- _To do_
1. In the news article about Iran's warning to the United States, what is the name of Iran's ambassador to Moscow?
2. Carry on writing the news article about Iran's warning to the United States, starting right after its final quoted sentence.

- _Document segment_
Iran says can hit U.S. interests worldwide if attacked
MOSCOW (Reuters) - Iran is capable of carrying out military strikes on U.S. interests all around the world if the Islamic Republic is attacked by the United States, Iran's ambassador to Moscow said on Wednesday.
The United States has tried to force Tehran to scrap sensitive nuclear work by imposing sanctions targeting Iran's central bank and giving U.S. banks new powers to freeze Iranian government assets.
Iran's ambassador to Moscow said that the United States would be making a serious mistake, akin to suicide, if it risked a military strike on OPEC's No. 2 oil exporter.
Washington has announced no such plans, but has said a military option is always on the table if Iran cannot be otherwise prevented from developing atomic weapons.
"The Americans know what kind of country Iran is. They are well aware of our people's unity," Iranian ambassador Seyed Mahmoud-Reza Sajjadi told a news conference in Moscow.
"And that's why Iran is fully able to deliver retaliatory strikes on the United States anywhere in the world," he said, speaking through an interpreter.
"Even if it attacks, we have a list of counter actions. (The United States) would be disappointed with their huge mistake."

- _Information provided_
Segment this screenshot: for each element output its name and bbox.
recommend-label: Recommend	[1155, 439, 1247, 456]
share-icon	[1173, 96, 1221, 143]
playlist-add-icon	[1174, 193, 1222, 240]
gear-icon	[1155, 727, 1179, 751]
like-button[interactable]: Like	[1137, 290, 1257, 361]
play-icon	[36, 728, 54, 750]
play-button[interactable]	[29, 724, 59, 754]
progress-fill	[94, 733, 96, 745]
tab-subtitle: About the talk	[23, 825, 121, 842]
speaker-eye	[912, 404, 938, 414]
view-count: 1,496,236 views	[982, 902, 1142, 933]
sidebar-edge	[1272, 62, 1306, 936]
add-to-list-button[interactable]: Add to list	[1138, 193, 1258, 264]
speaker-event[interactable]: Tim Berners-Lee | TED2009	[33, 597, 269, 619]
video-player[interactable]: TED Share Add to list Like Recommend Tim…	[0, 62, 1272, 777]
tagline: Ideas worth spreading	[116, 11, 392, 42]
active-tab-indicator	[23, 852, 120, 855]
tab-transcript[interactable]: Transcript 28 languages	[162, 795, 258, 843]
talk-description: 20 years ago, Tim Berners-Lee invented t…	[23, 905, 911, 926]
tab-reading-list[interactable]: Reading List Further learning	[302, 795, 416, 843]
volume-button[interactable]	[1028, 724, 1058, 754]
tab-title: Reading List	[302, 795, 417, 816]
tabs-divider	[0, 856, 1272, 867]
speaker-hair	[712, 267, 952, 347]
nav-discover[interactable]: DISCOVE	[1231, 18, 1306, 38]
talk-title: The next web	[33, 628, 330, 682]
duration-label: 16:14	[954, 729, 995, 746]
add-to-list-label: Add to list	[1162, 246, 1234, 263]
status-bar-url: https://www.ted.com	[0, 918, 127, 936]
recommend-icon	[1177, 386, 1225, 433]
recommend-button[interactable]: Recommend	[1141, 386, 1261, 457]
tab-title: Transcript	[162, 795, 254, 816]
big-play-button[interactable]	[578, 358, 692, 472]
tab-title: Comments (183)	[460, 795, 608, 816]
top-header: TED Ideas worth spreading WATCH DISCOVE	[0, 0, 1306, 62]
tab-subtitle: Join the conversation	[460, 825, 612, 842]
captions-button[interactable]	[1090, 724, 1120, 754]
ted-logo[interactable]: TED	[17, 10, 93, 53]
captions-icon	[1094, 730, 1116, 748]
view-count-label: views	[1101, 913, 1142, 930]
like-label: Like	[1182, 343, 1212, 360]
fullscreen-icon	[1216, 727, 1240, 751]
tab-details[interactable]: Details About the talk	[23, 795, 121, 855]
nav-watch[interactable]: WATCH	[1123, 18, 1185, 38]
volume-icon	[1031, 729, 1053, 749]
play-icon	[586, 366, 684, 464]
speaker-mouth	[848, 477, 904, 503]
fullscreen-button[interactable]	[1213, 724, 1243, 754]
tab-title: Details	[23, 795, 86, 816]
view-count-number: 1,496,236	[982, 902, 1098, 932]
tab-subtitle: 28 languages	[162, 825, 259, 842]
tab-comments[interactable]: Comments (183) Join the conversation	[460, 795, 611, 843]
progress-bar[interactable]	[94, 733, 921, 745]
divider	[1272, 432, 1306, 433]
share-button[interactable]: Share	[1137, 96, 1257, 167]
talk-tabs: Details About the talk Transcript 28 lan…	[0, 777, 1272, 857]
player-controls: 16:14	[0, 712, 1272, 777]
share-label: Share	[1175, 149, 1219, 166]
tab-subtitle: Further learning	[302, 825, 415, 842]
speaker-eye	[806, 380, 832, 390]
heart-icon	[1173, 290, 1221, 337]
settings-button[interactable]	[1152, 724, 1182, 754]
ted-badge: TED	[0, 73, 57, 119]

- _Numbered answers_
1. Seyed Mahmoud-Reza Sajjadi

2.
Iran has increasingly issued threatening statements against the West in recent weeks as tension has increased over its uranium enrichment program, which it moved last month to a mountain bunker better protected from possible air strikes.
Iran says its nuclear program is peaceful while Western powers fear Tehran is trying to build a nuclear bomb.
"The issue of a military attack from America on the Islamic Republic of Iran has been on the agenda for several years," said Sajjadi, adding that Iran would never strike first.
Iran has warned its response to any such strike would be "painful," threatening to target Israel and U.S. bases in the Gulf, along with closing the Strait of Hormuz used by one third of the world's seaborne oil traffic.
Russia, the world's biggest energy producer, opposes further U.N. Security Council sanctions over Tehran's nuclear program and has sharply criticized U.S. and European Union sanctions.